STATED TASK> From the items below, pull out every line that contains the string "left". Case counts, so match only that exact capitalization.

MATERIAL>
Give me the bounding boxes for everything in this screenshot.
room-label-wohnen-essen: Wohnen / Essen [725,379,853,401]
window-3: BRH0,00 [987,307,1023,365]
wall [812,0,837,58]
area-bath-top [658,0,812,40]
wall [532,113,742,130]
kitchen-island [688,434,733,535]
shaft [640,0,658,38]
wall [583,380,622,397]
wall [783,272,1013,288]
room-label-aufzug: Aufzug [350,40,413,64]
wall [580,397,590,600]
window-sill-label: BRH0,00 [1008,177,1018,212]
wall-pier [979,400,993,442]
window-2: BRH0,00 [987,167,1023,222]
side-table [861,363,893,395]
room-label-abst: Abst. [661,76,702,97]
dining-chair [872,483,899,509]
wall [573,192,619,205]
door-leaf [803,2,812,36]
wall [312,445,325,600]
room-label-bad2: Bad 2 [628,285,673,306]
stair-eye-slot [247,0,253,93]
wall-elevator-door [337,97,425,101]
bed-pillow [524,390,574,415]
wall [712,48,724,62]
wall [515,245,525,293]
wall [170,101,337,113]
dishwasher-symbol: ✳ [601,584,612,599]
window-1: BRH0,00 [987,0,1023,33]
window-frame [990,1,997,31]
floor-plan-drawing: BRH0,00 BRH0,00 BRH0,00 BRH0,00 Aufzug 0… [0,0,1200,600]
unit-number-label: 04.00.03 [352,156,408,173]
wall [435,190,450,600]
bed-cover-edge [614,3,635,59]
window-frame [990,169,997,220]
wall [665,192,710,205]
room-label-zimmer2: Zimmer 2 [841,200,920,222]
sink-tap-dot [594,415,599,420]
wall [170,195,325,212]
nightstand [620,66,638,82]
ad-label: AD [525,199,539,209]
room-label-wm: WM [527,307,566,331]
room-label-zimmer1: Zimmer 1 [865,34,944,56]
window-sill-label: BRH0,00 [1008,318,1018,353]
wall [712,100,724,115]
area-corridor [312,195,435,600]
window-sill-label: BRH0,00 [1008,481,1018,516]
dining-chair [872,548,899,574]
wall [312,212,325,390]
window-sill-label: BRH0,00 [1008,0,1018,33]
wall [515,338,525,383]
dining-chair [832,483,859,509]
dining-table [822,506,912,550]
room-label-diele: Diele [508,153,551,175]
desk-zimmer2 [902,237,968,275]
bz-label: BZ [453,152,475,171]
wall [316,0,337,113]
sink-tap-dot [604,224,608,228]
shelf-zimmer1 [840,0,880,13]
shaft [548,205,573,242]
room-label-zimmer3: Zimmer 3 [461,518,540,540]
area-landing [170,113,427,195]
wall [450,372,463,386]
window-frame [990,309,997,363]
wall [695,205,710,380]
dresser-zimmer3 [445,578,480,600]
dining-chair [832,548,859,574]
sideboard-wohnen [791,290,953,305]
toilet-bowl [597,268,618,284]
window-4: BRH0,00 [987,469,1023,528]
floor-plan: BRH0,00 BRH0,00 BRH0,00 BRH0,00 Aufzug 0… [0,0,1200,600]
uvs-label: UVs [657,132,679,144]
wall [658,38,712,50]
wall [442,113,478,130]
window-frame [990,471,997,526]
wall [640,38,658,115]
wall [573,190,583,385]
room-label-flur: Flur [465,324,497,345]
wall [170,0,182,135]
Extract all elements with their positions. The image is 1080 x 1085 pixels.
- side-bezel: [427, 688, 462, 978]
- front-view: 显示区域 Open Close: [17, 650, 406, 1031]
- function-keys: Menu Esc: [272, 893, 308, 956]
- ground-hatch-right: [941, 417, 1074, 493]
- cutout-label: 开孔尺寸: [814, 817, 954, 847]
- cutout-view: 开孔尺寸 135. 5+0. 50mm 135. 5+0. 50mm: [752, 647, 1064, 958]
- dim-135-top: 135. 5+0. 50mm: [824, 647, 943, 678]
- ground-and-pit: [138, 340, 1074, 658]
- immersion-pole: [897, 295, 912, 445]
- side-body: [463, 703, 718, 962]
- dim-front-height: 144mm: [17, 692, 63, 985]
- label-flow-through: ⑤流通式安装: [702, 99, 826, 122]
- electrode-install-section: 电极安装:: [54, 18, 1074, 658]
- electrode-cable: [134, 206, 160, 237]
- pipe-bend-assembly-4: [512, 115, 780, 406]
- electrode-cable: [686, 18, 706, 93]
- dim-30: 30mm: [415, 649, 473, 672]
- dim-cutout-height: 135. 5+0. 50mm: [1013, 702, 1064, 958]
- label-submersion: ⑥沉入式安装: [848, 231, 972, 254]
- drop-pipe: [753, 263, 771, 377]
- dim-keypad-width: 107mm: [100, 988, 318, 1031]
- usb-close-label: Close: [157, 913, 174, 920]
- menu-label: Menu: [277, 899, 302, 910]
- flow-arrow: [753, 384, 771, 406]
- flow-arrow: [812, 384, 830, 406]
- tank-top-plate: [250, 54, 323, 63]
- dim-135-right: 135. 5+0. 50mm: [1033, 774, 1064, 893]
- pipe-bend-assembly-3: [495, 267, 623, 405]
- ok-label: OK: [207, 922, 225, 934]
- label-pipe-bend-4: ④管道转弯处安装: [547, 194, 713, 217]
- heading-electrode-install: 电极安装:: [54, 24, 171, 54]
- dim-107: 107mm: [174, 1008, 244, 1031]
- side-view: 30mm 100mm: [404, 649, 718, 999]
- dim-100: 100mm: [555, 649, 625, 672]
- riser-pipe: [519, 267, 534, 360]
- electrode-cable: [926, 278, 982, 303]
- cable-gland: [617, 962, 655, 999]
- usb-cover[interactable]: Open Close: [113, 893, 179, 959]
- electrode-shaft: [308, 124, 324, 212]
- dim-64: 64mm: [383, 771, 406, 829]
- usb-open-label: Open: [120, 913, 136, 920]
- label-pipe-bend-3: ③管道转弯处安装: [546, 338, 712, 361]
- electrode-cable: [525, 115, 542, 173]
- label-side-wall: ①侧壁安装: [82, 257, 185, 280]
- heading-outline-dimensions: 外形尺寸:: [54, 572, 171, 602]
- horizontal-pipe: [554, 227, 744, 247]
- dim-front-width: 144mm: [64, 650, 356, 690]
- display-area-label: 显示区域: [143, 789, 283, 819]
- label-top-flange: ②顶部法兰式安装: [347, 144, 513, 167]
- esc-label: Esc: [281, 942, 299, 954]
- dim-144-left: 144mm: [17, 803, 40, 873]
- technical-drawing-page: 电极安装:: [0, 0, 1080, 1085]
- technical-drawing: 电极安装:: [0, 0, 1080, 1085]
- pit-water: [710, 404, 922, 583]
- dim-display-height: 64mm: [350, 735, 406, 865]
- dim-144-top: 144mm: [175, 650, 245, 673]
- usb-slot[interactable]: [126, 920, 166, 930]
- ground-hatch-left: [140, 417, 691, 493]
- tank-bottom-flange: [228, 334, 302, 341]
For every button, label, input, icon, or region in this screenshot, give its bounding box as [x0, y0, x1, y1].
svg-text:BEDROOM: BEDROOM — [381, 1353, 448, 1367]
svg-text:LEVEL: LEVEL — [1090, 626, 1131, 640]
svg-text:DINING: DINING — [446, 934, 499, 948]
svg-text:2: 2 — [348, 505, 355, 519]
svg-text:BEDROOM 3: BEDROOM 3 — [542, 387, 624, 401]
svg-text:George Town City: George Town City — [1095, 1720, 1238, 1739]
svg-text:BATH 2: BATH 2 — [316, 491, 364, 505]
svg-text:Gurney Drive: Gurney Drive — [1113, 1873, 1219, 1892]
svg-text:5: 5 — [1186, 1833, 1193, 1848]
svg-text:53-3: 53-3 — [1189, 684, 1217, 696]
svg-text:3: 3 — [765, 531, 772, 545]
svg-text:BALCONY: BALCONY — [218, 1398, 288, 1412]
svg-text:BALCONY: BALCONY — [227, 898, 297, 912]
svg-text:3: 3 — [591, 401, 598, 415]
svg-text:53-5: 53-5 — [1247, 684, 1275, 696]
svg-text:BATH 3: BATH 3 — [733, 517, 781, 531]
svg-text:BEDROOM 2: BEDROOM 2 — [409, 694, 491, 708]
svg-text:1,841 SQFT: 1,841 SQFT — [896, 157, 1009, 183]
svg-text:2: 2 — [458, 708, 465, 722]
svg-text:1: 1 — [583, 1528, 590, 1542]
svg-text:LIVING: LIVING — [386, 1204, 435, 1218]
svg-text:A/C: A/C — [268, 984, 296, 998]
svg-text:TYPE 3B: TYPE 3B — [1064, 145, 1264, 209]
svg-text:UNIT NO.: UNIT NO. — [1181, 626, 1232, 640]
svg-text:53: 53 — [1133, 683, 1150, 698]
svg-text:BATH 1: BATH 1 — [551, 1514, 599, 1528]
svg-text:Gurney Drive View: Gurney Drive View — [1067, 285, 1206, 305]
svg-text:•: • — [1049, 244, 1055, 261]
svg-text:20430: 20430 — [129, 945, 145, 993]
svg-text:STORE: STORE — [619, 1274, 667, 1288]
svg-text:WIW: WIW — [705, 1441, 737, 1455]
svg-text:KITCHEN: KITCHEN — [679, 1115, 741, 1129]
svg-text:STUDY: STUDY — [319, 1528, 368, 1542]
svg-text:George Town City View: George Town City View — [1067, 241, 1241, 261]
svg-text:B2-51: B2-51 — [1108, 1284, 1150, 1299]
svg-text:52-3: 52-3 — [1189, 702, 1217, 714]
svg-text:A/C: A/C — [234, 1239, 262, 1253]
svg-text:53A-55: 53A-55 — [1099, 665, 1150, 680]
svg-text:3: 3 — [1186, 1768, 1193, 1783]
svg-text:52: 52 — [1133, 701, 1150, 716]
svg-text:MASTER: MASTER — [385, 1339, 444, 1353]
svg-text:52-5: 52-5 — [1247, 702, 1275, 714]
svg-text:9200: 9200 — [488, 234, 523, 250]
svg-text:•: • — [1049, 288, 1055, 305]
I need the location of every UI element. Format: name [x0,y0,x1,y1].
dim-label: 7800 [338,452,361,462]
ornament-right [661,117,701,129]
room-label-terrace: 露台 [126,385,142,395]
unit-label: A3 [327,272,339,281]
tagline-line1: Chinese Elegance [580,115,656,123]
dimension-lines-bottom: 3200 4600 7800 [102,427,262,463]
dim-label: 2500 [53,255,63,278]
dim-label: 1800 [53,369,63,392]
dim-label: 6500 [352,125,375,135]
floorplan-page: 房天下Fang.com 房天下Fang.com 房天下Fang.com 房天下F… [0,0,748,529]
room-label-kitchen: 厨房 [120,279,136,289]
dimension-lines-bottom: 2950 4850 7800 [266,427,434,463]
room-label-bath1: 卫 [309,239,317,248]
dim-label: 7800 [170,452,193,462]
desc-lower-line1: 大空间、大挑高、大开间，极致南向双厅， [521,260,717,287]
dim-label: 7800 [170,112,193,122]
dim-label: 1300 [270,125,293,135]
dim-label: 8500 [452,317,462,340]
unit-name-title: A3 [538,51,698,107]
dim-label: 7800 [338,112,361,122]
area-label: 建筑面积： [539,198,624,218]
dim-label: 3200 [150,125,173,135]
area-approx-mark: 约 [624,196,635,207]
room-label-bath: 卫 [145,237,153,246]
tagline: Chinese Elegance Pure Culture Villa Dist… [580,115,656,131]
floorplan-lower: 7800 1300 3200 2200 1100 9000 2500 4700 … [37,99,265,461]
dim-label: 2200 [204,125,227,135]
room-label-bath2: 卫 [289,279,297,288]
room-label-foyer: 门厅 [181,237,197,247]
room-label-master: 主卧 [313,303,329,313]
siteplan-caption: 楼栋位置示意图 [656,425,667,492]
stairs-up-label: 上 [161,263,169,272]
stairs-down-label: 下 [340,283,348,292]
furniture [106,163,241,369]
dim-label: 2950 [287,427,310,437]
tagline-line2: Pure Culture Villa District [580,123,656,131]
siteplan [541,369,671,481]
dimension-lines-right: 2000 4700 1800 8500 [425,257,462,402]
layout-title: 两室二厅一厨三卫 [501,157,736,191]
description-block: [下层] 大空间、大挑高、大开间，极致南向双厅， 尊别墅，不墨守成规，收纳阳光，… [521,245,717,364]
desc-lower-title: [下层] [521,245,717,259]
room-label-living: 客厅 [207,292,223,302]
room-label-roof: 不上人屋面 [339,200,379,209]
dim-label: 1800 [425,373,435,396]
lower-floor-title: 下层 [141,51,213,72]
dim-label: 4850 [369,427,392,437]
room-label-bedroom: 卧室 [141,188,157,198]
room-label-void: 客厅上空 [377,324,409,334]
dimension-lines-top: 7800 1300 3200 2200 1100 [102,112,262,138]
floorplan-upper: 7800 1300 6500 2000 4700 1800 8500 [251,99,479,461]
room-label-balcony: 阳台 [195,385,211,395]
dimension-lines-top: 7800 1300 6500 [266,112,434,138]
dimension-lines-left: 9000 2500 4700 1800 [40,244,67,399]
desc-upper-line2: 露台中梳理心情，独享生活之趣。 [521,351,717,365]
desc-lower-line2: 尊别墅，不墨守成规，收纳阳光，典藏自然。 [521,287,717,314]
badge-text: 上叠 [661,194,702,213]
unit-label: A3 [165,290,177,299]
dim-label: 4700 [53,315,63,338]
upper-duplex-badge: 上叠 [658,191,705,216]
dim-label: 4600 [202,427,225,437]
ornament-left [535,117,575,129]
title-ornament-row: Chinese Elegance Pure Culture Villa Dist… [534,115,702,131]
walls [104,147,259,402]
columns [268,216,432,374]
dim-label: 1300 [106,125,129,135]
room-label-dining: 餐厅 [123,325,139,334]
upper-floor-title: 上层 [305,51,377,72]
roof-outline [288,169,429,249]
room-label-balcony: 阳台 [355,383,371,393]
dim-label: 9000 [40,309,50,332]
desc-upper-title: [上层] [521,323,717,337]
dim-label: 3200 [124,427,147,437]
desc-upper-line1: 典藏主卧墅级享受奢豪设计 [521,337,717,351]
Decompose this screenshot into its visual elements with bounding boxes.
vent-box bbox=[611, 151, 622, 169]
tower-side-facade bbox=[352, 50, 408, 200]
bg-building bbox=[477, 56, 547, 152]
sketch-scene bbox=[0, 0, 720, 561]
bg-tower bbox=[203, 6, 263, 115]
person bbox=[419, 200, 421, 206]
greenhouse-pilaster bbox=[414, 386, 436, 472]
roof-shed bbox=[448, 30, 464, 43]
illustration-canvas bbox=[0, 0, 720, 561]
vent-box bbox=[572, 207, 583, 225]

FINAL ANSWER>
- dim-144-left: 144mm: [17, 803, 40, 873]
- ground-hatch-left: [140, 417, 691, 493]
dimension-lines-left: 9000 2500 4700 1800 [40,244,67,399]
ornament-left [535,117,575,129]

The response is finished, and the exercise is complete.